▸ **Your task**:
Search the records below for the word "amount". Pull out each line that has it.

═══ Exercise materials ═══

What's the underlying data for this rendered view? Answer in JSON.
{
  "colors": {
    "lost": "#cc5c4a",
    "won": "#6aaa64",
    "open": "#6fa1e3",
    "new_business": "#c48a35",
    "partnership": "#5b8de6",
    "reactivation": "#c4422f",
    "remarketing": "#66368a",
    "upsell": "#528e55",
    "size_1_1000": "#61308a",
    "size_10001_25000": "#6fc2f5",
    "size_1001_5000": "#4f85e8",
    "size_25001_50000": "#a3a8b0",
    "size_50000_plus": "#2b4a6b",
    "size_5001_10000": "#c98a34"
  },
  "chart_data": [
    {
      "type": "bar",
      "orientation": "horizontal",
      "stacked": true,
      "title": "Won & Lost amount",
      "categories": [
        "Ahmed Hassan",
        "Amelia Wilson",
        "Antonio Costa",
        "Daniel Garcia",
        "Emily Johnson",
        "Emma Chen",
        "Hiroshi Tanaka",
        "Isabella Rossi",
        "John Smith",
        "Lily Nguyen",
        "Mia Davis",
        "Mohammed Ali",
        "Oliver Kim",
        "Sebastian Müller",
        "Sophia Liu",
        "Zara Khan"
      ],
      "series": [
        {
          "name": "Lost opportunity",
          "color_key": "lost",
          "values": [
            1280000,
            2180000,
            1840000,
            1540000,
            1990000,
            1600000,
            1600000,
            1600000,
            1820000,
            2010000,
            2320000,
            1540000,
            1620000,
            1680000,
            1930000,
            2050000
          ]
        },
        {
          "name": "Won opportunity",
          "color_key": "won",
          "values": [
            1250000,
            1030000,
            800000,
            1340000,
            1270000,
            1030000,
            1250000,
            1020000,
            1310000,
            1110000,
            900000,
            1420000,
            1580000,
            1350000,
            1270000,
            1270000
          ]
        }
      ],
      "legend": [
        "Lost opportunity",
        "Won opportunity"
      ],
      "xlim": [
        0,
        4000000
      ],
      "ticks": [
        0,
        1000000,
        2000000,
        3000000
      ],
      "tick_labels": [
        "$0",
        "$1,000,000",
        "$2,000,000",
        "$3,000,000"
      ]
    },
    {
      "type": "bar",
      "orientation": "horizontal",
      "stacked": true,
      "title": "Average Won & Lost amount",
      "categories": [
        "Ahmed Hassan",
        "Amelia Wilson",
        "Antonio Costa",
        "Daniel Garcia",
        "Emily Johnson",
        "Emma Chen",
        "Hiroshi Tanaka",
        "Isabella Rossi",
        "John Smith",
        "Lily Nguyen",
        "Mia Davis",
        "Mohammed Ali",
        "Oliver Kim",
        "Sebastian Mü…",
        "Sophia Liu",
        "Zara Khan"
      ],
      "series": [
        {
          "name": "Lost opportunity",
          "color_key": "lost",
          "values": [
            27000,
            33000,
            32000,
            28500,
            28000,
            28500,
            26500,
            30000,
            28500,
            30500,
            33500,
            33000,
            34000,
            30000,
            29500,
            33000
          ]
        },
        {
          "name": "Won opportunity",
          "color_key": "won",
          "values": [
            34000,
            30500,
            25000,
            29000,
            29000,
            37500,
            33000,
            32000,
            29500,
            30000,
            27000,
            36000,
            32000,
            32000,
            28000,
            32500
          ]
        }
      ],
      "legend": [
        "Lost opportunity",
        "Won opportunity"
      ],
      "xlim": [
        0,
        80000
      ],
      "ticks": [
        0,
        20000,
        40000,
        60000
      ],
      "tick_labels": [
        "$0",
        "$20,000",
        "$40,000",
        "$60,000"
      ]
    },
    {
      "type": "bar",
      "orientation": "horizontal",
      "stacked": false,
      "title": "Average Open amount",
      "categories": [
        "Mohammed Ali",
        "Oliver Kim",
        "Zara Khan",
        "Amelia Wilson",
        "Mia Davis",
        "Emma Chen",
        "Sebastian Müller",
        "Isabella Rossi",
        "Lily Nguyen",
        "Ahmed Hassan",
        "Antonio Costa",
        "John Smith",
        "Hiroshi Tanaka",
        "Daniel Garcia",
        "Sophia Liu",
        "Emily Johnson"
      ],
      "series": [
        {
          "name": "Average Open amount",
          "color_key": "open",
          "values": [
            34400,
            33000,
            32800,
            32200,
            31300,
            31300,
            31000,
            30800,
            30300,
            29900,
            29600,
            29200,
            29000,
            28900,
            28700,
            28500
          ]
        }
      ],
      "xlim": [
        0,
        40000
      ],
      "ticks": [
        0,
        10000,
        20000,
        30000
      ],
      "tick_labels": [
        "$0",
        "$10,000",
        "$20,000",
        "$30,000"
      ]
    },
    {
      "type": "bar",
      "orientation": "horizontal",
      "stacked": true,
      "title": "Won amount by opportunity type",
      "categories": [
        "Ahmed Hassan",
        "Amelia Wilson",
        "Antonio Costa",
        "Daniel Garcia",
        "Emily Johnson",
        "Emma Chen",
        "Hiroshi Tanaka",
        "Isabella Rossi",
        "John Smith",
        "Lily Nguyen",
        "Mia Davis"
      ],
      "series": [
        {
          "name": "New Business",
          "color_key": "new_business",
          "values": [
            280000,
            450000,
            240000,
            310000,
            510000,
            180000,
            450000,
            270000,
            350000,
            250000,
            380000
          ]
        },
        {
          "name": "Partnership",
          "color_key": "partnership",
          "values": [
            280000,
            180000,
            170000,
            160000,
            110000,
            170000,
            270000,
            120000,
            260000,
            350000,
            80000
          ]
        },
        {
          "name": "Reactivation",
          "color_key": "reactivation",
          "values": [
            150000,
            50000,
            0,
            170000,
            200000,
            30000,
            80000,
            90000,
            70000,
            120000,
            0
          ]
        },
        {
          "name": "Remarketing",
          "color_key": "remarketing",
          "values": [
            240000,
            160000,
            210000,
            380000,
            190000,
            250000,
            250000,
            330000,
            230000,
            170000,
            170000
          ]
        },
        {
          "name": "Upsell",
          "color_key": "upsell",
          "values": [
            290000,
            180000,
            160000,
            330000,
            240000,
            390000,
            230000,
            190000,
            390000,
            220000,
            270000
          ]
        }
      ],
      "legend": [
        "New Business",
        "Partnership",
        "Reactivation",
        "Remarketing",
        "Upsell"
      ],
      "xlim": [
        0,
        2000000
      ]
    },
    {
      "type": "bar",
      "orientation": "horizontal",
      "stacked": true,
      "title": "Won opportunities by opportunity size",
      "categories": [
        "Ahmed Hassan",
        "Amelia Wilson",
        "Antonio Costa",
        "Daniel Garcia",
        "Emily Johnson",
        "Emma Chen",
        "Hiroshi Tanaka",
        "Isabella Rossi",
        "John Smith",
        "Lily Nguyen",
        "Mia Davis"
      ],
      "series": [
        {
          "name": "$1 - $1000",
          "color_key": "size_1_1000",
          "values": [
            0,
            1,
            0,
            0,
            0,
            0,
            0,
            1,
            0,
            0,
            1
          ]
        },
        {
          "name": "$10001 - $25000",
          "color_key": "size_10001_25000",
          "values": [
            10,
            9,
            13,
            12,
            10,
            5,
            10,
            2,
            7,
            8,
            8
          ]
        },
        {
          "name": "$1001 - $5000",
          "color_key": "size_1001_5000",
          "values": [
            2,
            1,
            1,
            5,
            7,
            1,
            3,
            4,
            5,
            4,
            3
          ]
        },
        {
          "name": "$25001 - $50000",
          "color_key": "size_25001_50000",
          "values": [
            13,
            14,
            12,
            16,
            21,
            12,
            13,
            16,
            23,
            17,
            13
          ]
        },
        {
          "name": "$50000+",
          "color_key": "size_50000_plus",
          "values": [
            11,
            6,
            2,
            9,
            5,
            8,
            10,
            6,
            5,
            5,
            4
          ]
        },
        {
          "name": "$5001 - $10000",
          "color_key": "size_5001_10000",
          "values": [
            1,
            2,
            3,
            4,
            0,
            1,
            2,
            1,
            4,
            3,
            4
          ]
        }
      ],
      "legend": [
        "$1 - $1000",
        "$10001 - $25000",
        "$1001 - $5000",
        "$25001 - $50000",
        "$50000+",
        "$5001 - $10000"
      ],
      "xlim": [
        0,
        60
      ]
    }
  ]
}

═══

▸ **Task answer**:
      "title": "Won & Lost amount",
      "title": "Average Won & Lost amount",
      "title": "Average Open amount",
          "name": "Average Open amount",
      "title": "Won amount by opportunity type",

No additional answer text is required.